Word for word, repeat the entries, minus the pictures.

## Begin

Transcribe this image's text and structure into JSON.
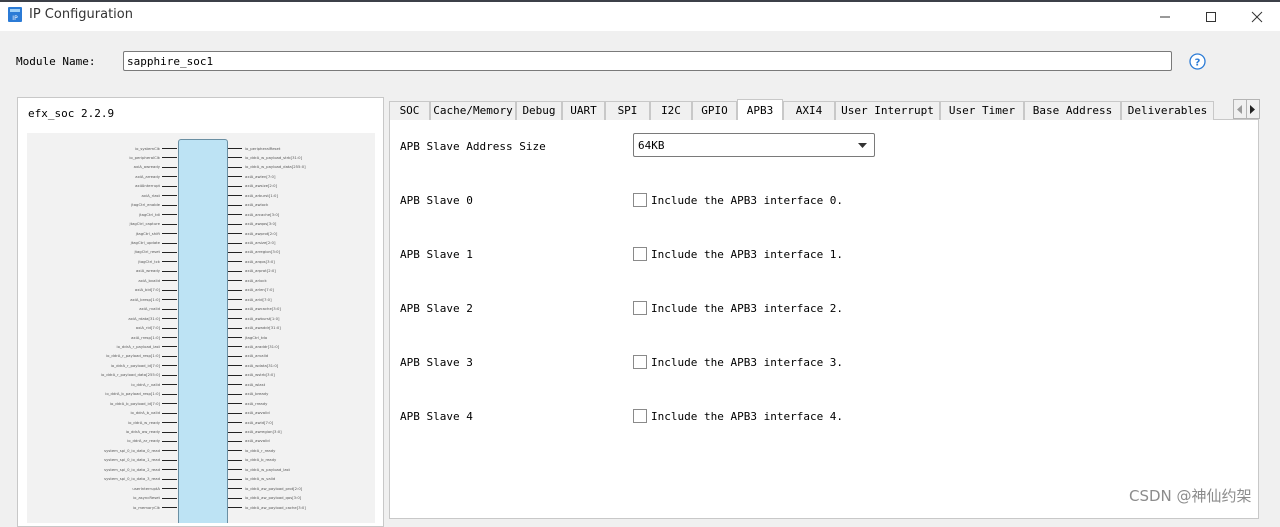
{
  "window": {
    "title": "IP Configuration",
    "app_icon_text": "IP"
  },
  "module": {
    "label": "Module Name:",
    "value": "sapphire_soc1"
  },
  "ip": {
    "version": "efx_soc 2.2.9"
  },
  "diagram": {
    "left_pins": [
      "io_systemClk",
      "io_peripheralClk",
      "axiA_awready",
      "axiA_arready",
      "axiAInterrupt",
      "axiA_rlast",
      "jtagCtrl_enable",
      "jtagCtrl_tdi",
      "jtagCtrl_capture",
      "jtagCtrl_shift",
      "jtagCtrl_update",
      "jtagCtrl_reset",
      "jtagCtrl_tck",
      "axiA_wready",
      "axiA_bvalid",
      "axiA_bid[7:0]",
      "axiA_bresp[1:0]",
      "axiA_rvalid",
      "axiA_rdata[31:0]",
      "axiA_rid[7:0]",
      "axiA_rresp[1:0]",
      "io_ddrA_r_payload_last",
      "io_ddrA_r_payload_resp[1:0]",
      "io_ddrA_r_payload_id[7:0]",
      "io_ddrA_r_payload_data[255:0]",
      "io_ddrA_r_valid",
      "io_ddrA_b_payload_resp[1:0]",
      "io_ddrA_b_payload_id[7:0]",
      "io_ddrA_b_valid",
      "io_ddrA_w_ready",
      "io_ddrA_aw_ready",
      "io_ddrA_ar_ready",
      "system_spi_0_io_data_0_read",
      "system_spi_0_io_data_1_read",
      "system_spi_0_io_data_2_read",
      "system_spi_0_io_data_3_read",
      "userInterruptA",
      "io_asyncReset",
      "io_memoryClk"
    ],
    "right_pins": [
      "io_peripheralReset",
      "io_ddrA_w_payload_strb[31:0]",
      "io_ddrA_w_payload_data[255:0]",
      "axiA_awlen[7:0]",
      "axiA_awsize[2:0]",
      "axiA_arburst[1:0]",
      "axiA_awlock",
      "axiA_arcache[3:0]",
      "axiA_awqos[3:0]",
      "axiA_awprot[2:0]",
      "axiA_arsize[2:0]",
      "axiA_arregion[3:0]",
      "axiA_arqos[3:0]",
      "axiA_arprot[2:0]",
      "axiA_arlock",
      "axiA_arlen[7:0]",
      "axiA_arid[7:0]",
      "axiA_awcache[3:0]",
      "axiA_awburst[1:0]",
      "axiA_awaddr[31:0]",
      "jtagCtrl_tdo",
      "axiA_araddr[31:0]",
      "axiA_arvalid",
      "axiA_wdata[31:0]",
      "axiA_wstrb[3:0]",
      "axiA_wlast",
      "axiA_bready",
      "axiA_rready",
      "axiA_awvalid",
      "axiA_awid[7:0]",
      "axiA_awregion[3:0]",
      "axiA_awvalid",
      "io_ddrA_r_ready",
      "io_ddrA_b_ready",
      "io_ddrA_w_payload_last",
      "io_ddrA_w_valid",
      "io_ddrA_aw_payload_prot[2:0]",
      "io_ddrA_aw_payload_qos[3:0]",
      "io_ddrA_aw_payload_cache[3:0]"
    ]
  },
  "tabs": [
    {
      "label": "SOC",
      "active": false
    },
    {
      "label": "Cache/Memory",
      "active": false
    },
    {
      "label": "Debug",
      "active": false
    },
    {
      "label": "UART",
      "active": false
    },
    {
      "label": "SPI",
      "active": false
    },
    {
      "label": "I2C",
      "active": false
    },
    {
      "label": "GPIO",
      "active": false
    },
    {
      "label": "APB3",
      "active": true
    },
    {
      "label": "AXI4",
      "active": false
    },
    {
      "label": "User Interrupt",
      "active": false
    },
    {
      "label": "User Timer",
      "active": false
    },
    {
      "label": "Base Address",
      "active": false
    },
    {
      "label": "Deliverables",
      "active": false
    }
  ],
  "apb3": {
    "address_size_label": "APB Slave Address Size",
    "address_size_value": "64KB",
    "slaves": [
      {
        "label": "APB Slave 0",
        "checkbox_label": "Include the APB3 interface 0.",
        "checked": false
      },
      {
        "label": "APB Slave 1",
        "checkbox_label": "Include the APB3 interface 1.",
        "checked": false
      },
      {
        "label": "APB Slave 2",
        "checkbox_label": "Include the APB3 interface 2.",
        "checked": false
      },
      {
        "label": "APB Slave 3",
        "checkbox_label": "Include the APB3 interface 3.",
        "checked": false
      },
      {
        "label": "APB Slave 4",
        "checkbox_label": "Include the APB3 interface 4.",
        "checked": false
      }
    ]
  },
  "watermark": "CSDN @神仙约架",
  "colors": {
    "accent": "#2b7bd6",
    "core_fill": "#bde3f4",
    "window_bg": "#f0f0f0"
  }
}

## End

▸ **OUTPUT**
Transcribe this image's text and structure into JSON.
{
  "window": {
    "title": "IP Configuration",
    "app_icon_text": "IP"
  },
  "module": {
    "label": "Module Name:",
    "value": "sapphire_soc1"
  },
  "ip": {
    "version": "efx_soc 2.2.9"
  },
  "diagram": {
    "left_pins": [
      "io_systemClk",
      "io_peripheralClk",
      "axiA_awready",
      "axiA_arready",
      "axiAInterrupt",
      "axiA_rlast",
      "jtagCtrl_enable",
      "jtagCtrl_tdi",
      "jtagCtrl_capture",
      "jtagCtrl_shift",
      "jtagCtrl_update",
      "jtagCtrl_reset",
      "jtagCtrl_tck",
      "axiA_wready",
      "axiA_bvalid",
      "axiA_bid[7:0]",
      "axiA_bresp[1:0]",
      "axiA_rvalid",
      "axiA_rdata[31:0]",
      "axiA_rid[7:0]",
      "axiA_rresp[1:0]",
      "io_ddrA_r_payload_last",
      "io_ddrA_r_payload_resp[1:0]",
      "io_ddrA_r_payload_id[7:0]",
      "io_ddrA_r_payload_data[255:0]",
      "io_ddrA_r_valid",
      "io_ddrA_b_payload_resp[1:0]",
      "io_ddrA_b_payload_id[7:0]",
      "io_ddrA_b_valid",
      "io_ddrA_w_ready",
      "io_ddrA_aw_ready",
      "io_ddrA_ar_ready",
      "system_spi_0_io_data_0_read",
      "system_spi_0_io_data_1_read",
      "system_spi_0_io_data_2_read",
      "system_spi_0_io_data_3_read",
      "userInterruptA",
      "io_asyncReset",
      "io_memoryClk"
    ],
    "right_pins": [
      "io_peripheralReset",
      "io_ddrA_w_payload_strb[31:0]",
      "io_ddrA_w_payload_data[255:0]",
      "axiA_awlen[7:0]",
      "axiA_awsize[2:0]",
      "axiA_arburst[1:0]",
      "axiA_awlock",
      "axiA_arcache[3:0]",
      "axiA_awqos[3:0]",
      "axiA_awprot[2:0]",
      "axiA_arsize[2:0]",
      "axiA_arregion[3:0]",
      "axiA_arqos[3:0]",
      "axiA_arprot[2:0]",
      "axiA_arlock",
      "axiA_arlen[7:0]",
      "axiA_arid[7:0]",
      "axiA_awcache[3:0]",
      "axiA_awburst[1:0]",
      "axiA_awaddr[31:0]",
      "jtagCtrl_tdo",
      "axiA_araddr[31:0]",
      "axiA_arvalid",
      "axiA_wdata[31:0]",
      "axiA_wstrb[3:0]",
      "axiA_wlast",
      "axiA_bready",
      "axiA_rready",
      "axiA_awvalid",
      "axiA_awid[7:0]",
      "axiA_awregion[3:0]",
      "axiA_awvalid",
      "io_ddrA_r_ready",
      "io_ddrA_b_ready",
      "io_ddrA_w_payload_last",
      "io_ddrA_w_valid",
      "io_ddrA_aw_payload_prot[2:0]",
      "io_ddrA_aw_payload_qos[3:0]",
      "io_ddrA_aw_payload_cache[3:0]"
    ]
  },
  "tabs": [
    {
      "label": "SOC",
      "active": false
    },
    {
      "label": "Cache/Memory",
      "active": false
    },
    {
      "label": "Debug",
      "active": false
    },
    {
      "label": "UART",
      "active": false
    },
    {
      "label": "SPI",
      "active": false
    },
    {
      "label": "I2C",
      "active": false
    },
    {
      "label": "GPIO",
      "active": false
    },
    {
      "label": "APB3",
      "active": true
    },
    {
      "label": "AXI4",
      "active": false
    },
    {
      "label": "User Interrupt",
      "active": false
    },
    {
      "label": "User Timer",
      "active": false
    },
    {
      "label": "Base Address",
      "active": false
    },
    {
      "label": "Deliverables",
      "active": false
    }
  ],
  "apb3": {
    "address_size_label": "APB Slave Address Size",
    "address_size_value": "64KB",
    "slaves": [
      {
        "label": "APB Slave 0",
        "checkbox_label": "Include the APB3 interface 0.",
        "checked": false
      },
      {
        "label": "APB Slave 1",
        "checkbox_label": "Include the APB3 interface 1.",
        "checked": false
      },
      {
        "label": "APB Slave 2",
        "checkbox_label": "Include the APB3 interface 2.",
        "checked": false
      },
      {
        "label": "APB Slave 3",
        "checkbox_label": "Include the APB3 interface 3.",
        "checked": false
      },
      {
        "label": "APB Slave 4",
        "checkbox_label": "Include the APB3 interface 4.",
        "checked": false
      }
    ]
  },
  "watermark": "CSDN @神仙约架",
  "colors": {
    "accent": "#2b7bd6",
    "core_fill": "#bde3f4",
    "window_bg": "#f0f0f0"
  }
}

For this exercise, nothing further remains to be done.